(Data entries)
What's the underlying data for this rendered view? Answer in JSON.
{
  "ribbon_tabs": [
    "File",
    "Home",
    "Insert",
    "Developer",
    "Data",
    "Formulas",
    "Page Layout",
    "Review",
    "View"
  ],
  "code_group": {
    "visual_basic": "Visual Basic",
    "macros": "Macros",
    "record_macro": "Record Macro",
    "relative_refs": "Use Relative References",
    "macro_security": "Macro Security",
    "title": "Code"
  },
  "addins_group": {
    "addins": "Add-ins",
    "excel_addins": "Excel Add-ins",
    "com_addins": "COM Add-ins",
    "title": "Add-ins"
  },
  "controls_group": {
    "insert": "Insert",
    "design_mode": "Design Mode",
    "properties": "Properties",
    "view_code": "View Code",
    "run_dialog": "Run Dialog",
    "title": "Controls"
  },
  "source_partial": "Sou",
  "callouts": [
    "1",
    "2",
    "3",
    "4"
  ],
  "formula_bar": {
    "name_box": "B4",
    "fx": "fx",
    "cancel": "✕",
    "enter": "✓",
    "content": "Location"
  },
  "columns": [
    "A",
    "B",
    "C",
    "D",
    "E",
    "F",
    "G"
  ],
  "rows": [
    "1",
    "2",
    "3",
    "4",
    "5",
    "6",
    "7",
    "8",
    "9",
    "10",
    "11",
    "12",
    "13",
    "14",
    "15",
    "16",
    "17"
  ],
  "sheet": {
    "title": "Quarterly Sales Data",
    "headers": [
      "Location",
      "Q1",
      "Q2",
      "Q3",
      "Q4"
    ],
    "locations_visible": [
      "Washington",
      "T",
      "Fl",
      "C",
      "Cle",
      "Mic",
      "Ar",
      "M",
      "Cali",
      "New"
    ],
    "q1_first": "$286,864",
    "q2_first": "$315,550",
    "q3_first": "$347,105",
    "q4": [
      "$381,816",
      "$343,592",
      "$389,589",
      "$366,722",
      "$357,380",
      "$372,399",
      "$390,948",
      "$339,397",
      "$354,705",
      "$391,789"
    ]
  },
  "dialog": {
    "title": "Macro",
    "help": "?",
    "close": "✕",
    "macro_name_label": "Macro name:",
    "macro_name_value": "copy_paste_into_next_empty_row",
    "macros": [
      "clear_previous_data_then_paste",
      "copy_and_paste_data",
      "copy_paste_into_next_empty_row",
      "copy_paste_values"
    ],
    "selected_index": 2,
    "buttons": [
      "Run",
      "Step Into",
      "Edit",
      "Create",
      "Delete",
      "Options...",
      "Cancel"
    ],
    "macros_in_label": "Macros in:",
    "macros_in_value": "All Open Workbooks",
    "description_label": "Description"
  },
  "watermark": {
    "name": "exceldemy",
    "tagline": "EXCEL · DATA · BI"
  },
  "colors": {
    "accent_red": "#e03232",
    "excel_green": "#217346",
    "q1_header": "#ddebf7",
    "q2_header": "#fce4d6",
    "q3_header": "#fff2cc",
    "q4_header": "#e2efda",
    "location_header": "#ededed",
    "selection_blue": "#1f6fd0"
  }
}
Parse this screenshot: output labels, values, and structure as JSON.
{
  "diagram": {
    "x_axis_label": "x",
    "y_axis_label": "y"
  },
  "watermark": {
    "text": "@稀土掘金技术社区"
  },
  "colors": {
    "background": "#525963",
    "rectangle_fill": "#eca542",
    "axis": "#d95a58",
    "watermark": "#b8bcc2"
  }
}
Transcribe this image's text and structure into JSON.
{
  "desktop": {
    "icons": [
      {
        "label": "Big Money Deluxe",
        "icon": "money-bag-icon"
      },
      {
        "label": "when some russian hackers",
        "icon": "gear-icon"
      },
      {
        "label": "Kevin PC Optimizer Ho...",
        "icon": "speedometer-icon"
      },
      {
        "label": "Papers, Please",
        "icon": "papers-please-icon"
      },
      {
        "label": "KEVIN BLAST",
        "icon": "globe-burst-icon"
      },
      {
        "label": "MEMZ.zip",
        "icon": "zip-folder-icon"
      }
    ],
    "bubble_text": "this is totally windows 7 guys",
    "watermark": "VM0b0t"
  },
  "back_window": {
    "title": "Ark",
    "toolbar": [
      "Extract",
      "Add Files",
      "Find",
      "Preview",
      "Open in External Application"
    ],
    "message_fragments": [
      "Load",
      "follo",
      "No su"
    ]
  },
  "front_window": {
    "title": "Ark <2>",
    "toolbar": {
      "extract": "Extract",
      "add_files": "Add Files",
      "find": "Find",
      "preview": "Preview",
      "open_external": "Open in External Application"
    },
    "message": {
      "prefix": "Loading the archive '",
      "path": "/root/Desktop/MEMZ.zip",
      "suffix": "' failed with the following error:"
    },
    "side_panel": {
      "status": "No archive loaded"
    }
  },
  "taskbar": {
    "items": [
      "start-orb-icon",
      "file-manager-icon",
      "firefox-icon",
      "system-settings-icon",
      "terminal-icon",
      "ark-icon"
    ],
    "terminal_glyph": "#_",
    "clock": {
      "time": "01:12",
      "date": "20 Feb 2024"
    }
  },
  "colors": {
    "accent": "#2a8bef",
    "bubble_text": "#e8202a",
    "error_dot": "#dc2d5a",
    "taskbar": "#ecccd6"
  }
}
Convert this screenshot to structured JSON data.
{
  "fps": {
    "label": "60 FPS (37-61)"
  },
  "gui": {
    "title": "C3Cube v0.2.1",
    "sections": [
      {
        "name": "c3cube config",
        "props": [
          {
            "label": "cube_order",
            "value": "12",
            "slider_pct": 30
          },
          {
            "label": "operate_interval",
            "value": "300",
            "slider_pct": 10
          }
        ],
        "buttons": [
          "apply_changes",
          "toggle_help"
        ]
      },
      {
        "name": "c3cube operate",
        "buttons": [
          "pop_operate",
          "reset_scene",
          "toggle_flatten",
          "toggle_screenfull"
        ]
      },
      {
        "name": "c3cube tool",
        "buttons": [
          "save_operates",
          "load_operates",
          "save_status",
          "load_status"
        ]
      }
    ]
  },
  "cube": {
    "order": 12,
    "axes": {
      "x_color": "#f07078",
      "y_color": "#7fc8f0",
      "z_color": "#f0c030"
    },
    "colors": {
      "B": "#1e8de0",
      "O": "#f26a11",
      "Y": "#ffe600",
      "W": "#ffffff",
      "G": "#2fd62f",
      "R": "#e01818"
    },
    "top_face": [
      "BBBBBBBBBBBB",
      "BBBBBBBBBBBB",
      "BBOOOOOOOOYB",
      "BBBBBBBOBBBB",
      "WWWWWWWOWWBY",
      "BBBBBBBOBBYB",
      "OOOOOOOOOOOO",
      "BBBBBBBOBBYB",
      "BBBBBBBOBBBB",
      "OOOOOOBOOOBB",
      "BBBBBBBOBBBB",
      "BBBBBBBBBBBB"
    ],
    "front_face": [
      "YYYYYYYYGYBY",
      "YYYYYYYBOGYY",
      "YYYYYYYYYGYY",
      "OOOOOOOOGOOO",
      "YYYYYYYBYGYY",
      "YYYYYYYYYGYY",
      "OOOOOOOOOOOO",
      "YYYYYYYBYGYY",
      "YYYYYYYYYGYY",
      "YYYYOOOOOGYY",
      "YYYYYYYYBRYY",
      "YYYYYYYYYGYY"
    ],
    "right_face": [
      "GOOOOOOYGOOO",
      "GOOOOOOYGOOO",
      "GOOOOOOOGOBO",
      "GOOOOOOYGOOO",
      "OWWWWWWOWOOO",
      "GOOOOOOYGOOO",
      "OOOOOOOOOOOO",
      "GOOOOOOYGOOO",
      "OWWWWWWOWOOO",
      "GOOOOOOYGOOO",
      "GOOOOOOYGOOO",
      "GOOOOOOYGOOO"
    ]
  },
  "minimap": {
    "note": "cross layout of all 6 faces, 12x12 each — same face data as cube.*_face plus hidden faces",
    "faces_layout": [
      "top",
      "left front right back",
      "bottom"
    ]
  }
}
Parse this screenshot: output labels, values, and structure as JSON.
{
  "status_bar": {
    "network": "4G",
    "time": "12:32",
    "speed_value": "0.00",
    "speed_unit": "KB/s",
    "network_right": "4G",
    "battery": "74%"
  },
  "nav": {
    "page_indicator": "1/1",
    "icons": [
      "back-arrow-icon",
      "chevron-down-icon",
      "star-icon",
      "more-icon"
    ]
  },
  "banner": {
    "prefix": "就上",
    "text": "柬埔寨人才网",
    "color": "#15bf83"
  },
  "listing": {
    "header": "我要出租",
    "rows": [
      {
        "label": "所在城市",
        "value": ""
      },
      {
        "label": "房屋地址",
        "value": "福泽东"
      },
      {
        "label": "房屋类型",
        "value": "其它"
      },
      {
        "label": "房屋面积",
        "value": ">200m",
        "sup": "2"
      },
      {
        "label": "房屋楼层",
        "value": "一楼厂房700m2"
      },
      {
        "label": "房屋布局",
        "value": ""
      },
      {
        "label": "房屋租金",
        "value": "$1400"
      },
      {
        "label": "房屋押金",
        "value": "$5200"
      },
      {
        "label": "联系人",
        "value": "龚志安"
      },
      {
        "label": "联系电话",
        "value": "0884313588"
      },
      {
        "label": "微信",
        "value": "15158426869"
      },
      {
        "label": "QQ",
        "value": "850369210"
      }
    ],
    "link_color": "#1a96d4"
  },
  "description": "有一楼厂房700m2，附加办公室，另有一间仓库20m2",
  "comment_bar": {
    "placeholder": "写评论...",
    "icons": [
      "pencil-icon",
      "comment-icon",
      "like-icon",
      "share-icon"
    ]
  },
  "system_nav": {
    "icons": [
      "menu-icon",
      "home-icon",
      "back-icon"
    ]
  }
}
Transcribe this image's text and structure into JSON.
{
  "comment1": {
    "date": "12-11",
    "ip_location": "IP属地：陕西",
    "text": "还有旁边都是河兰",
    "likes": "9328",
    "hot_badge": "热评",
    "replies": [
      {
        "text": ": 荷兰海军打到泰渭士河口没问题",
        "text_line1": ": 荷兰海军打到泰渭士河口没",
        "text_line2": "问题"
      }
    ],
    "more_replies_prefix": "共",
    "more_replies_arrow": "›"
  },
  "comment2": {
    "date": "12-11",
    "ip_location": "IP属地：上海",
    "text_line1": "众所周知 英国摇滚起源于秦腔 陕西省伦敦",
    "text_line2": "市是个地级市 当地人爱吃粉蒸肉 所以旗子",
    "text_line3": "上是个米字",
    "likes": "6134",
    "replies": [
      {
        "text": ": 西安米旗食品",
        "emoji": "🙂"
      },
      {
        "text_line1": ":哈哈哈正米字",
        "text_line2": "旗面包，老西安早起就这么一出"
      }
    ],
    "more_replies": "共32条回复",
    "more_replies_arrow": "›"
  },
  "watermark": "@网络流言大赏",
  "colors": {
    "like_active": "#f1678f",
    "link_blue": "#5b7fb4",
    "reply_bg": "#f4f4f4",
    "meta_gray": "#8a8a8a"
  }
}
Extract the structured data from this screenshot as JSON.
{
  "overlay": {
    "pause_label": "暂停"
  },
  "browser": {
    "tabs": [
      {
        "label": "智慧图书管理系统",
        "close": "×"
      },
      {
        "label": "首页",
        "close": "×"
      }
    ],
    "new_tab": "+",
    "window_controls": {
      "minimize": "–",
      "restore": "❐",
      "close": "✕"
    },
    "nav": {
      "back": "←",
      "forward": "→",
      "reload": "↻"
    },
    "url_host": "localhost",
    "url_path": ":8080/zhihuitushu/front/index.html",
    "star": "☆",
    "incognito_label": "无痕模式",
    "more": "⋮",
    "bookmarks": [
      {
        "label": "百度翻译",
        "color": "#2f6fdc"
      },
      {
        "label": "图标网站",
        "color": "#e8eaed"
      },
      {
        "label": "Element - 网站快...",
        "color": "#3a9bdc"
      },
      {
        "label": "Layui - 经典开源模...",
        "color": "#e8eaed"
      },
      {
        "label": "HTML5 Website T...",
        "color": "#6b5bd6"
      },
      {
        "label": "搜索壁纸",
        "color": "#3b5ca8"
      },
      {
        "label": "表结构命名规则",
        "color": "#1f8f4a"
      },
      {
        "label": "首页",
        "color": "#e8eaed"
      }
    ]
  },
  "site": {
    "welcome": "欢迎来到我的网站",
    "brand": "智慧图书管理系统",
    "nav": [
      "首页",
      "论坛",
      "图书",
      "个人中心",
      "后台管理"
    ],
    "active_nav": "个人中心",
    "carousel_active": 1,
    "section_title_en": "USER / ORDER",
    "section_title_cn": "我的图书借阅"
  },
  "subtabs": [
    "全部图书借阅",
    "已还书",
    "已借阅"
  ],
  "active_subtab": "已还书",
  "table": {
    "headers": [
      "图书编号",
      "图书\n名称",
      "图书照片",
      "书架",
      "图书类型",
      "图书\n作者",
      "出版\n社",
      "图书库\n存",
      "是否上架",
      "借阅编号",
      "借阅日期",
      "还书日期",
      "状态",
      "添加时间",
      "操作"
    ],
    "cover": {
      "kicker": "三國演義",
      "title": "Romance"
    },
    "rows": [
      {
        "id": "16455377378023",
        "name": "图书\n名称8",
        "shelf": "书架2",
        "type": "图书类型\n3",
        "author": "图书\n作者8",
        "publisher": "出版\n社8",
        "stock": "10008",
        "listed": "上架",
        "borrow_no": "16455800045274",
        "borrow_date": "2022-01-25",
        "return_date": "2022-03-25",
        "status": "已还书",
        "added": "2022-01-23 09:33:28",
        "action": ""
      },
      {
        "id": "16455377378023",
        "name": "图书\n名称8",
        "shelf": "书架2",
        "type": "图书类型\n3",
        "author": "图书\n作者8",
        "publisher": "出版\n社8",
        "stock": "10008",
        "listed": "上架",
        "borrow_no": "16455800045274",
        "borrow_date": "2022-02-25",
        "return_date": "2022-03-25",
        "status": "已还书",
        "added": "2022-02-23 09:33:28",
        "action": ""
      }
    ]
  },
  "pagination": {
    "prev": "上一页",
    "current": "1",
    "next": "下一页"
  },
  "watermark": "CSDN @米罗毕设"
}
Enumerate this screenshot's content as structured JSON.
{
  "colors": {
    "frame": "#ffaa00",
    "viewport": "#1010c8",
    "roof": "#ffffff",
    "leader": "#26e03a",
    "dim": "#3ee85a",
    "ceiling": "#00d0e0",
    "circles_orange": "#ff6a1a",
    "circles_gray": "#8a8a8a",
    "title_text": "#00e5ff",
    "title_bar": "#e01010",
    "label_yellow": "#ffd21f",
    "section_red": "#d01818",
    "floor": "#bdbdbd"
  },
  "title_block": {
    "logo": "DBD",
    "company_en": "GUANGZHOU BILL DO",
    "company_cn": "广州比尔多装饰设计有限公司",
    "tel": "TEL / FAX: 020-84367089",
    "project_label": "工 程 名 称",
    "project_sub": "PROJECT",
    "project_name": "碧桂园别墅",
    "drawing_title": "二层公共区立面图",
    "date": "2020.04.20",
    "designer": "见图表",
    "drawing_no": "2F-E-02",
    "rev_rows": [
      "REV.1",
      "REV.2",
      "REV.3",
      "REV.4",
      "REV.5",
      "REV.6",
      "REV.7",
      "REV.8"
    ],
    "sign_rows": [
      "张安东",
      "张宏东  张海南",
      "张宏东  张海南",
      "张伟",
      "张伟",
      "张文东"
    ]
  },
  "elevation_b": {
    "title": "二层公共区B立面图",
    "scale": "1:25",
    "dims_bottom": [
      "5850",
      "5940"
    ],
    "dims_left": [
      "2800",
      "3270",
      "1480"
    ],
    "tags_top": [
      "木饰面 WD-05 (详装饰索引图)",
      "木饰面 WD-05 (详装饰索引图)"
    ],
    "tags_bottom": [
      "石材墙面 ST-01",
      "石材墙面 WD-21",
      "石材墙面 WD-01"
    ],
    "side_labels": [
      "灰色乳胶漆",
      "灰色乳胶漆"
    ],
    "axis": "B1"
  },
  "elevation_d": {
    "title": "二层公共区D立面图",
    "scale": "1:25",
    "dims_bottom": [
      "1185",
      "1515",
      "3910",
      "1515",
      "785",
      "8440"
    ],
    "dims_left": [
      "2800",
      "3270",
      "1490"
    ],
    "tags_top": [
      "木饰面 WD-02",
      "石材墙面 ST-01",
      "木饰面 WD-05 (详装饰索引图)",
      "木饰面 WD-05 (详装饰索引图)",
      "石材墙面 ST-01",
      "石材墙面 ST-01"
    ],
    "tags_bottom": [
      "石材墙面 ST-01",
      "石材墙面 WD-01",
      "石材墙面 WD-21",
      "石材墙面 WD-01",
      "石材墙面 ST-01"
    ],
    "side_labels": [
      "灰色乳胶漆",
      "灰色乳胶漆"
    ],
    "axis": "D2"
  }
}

#### Task directions
Begin at the line containing "Enumerate this screenshot's" and reproduce each line through the end of the records above.

#### Solution for this exercise
Enumerate this screenshot's content as structured JSON.
{
  "colors": {
    "frame": "#ffaa00",
    "viewport": "#1010c8",
    "roof": "#ffffff",
    "leader": "#26e03a",
    "dim": "#3ee85a",
    "ceiling": "#00d0e0",
    "circles_orange": "#ff6a1a",
    "circles_gray": "#8a8a8a",
    "title_text": "#00e5ff",
    "title_bar": "#e01010",
    "label_yellow": "#ffd21f",
    "section_red": "#d01818",
    "floor": "#bdbdbd"
  },
  "title_block": {
    "logo": "DBD",
    "company_en": "GUANGZHOU BILL DO",
    "company_cn": "广州比尔多装饰设计有限公司",
    "tel": "TEL / FAX: 020-84367089",
    "project_label": "工 程 名 称",
    "project_sub": "PROJECT",
    "project_name": "碧桂园别墅",
    "drawing_title": "二层公共区立面图",
    "date": "2020.04.20",
    "designer": "见图表",
    "drawing_no": "2F-E-02",
    "rev_rows": [
      "REV.1",
      "REV.2",
      "REV.3",
      "REV.4",
      "REV.5",
      "REV.6",
      "REV.7",
      "REV.8"
    ],
    "sign_rows": [
      "张安东",
      "张宏东  张海南",
      "张宏东  张海南",
      "张伟",
      "张伟",
      "张文东"
    ]
  },
  "elevation_b": {
    "title": "二层公共区B立面图",
    "scale": "1:25",
    "dims_bottom": [
      "5850",
      "5940"
    ],
    "dims_left": [
      "2800",
      "3270",
      "1480"
    ],
    "tags_top": [
      "木饰面 WD-05 (详装饰索引图)",
      "木饰面 WD-05 (详装饰索引图)"
    ],
    "tags_bottom": [
      "石材墙面 ST-01",
      "石材墙面 WD-21",
      "石材墙面 WD-01"
    ],
    "side_labels": [
      "灰色乳胶漆",
      "灰色乳胶漆"
    ],
    "axis": "B1"
  },
  "elevation_d": {
    "title": "二层公共区D立面图",
    "scale": "1:25",
    "dims_bottom": [
      "1185",
      "1515",
      "3910",
      "1515",
      "785",
      "8440"
    ],
    "dims_left": [
      "2800",
      "3270",
      "1490"
    ],
    "tags_top": [
      "木饰面 WD-02",
      "石材墙面 ST-01",
      "木饰面 WD-05 (详装饰索引图)",
      "木饰面 WD-05 (详装饰索引图)",
      "石材墙面 ST-01",
      "石材墙面 ST-01"
    ],
    "tags_bottom": [
      "石材墙面 ST-01",
      "石材墙面 WD-01",
      "石材墙面 WD-21",
      "石材墙面 WD-01",
      "石材墙面 ST-01"
    ],
    "side_labels": [
      "灰色乳胶漆",
      "灰色乳胶漆"
    ],
    "axis": "D2"
  }
}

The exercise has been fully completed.